───── Raw records

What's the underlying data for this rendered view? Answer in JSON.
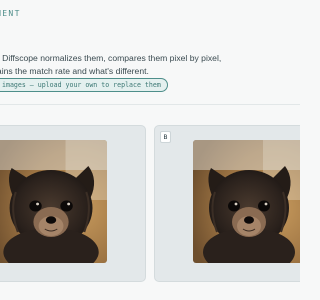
{
  "header": {
    "eyebrow": "MENT"
  },
  "intro": {
    "line1": "d Diffscope normalizes them, compares them pixel by pixel,",
    "line2": "lains the match rate and what's different."
  },
  "sample_notice": {
    "label": " images — upload your own to replace them"
  },
  "panels": [
    {
      "badge": "",
      "image_alt": "Long-haired chihuahua puppy photo"
    },
    {
      "badge": "B",
      "image_alt": "Long-haired chihuahua puppy photo"
    }
  ],
  "colors": {
    "accent": "#4e8e8a",
    "panel_bg": "#e3e8ea",
    "page_bg": "#f7f8f8"
  }
}
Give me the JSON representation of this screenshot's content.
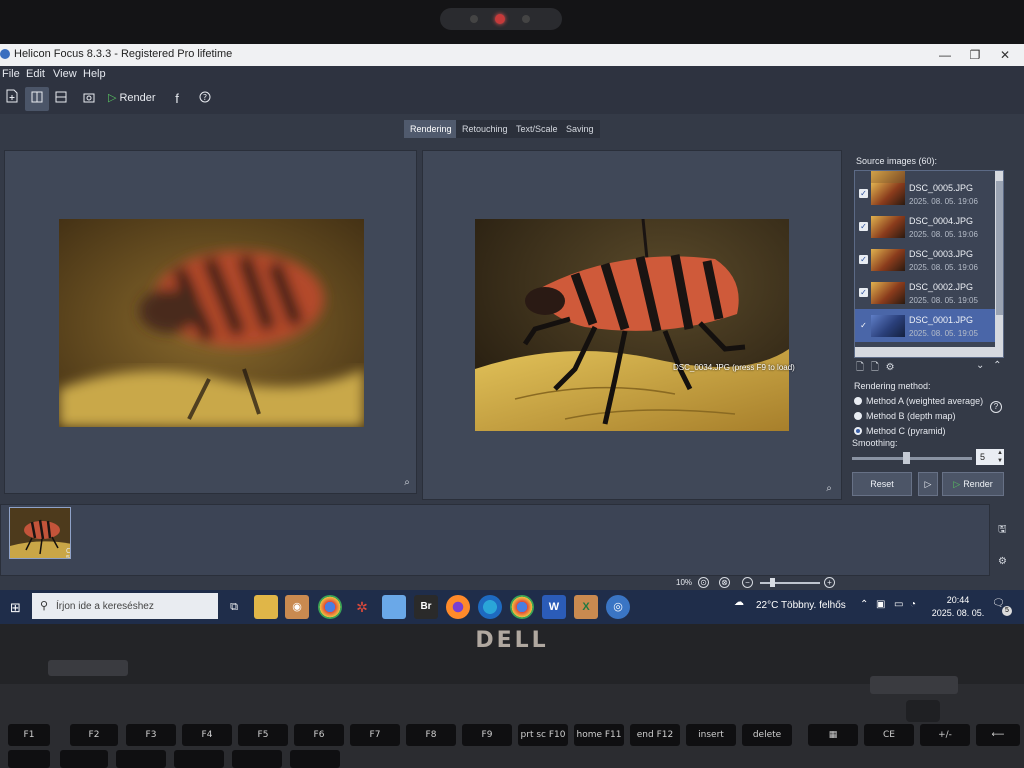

──────────

## To be done
Give every record again exactly, apart from the pictures, which stay out.

## Answer below
What's the underlying data for this rendered view? Answer in JSON.
{
  "header": {
    "eyebrow": "MENT"
  },
  "intro": {
    "line1": "d Diffscope normalizes them, compares them pixel by pixel,",
    "line2": "lains the match rate and what's different."
  },
  "sample_notice": {
    "label": " images — upload your own to replace them"
  },
  "panels": [
    {
      "badge": "",
      "image_alt": "Long-haired chihuahua puppy photo"
    },
    {
      "badge": "B",
      "image_alt": "Long-haired chihuahua puppy photo"
    }
  ],
  "colors": {
    "accent": "#4e8e8a",
    "panel_bg": "#e3e8ea",
    "page_bg": "#f7f8f8"
  }
}
Give me the JSON representation of this screenshot's content.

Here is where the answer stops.